(Dataset excerpt)
* * * * * * * * *
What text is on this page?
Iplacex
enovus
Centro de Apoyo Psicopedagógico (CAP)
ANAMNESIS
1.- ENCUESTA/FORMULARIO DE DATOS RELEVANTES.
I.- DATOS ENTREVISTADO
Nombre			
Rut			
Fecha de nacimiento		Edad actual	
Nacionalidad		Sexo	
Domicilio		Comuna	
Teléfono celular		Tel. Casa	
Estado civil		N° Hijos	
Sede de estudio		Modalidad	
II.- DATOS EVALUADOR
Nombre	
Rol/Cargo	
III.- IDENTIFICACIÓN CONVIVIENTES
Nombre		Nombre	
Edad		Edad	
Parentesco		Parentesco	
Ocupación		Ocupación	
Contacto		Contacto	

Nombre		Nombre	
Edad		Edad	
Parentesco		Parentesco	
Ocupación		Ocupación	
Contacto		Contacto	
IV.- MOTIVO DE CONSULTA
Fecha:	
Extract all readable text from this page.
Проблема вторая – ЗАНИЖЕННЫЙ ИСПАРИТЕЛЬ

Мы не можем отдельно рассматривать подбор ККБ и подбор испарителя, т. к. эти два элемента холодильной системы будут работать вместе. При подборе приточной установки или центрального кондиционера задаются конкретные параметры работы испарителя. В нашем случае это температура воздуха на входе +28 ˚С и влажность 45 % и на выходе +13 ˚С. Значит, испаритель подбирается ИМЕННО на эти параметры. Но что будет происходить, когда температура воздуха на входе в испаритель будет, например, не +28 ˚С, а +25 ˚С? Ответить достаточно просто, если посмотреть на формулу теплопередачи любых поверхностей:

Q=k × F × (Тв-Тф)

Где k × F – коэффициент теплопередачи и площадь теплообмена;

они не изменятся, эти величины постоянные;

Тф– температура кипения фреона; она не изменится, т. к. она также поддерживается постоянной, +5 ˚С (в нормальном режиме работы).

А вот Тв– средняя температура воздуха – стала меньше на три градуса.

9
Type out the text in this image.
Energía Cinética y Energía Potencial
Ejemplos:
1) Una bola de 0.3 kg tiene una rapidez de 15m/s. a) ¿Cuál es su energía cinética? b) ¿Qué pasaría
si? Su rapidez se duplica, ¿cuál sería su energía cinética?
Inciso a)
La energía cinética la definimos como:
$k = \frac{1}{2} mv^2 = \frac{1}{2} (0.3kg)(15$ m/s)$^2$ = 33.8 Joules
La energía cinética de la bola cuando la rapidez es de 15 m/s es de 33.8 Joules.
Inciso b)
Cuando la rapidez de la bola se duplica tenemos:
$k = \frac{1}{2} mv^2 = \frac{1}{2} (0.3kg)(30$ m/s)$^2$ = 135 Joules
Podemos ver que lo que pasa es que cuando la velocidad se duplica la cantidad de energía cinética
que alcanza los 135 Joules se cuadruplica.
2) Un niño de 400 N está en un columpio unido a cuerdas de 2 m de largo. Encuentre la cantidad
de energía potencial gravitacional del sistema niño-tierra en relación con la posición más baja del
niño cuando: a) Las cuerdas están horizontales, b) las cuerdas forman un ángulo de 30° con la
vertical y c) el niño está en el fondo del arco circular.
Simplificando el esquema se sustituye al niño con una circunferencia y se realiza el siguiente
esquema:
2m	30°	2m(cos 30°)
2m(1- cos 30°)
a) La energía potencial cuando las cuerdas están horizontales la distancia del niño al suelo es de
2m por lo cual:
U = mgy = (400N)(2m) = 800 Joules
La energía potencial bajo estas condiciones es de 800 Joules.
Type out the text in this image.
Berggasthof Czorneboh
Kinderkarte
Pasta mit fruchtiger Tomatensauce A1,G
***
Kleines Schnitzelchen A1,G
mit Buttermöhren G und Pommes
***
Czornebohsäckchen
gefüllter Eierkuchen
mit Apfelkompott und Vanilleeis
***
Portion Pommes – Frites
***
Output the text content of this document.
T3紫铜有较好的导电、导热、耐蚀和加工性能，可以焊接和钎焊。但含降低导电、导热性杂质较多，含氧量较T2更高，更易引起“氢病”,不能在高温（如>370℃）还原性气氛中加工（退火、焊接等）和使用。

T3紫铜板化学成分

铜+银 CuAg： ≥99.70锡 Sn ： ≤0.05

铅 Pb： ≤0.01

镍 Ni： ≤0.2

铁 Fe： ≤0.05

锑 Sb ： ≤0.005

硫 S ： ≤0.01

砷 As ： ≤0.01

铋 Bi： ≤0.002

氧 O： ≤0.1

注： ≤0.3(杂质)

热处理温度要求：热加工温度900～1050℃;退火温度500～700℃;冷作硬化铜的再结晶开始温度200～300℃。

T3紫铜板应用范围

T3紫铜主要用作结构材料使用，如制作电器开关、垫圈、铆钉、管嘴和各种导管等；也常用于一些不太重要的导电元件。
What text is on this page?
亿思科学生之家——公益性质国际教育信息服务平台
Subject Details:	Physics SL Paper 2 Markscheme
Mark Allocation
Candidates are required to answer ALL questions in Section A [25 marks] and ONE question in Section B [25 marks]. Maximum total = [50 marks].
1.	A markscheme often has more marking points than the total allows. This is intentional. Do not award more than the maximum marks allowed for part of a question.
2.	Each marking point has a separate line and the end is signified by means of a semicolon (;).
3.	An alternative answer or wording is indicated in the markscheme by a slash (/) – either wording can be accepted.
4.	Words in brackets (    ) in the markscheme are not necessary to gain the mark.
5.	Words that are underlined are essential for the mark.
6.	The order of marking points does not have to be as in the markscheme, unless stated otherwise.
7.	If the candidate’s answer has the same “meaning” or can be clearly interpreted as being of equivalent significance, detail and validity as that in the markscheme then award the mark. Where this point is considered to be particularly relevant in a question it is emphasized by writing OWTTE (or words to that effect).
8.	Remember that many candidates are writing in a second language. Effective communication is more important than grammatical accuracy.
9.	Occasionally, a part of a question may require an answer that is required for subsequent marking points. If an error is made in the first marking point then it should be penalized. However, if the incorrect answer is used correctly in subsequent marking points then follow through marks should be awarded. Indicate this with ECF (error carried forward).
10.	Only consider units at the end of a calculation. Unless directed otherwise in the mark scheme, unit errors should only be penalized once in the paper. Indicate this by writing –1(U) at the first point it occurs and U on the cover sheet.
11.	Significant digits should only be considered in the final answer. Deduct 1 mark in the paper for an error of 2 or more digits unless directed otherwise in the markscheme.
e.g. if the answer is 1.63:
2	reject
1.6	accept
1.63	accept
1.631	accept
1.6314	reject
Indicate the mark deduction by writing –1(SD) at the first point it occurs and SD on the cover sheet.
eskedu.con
* * * * * * * * *
* [PROBLEM DESCRIPTION]:
Scan the material above for the word "están". Copy each line where it occurs.

* [REPLY]:
niño cuando: a) Las cuerdas están horizontales, b) las cuerdas forman un ángulo de 30° con la
a) La energía potencial cuando las cuerdas están horizontales la distancia del niño al suelo es de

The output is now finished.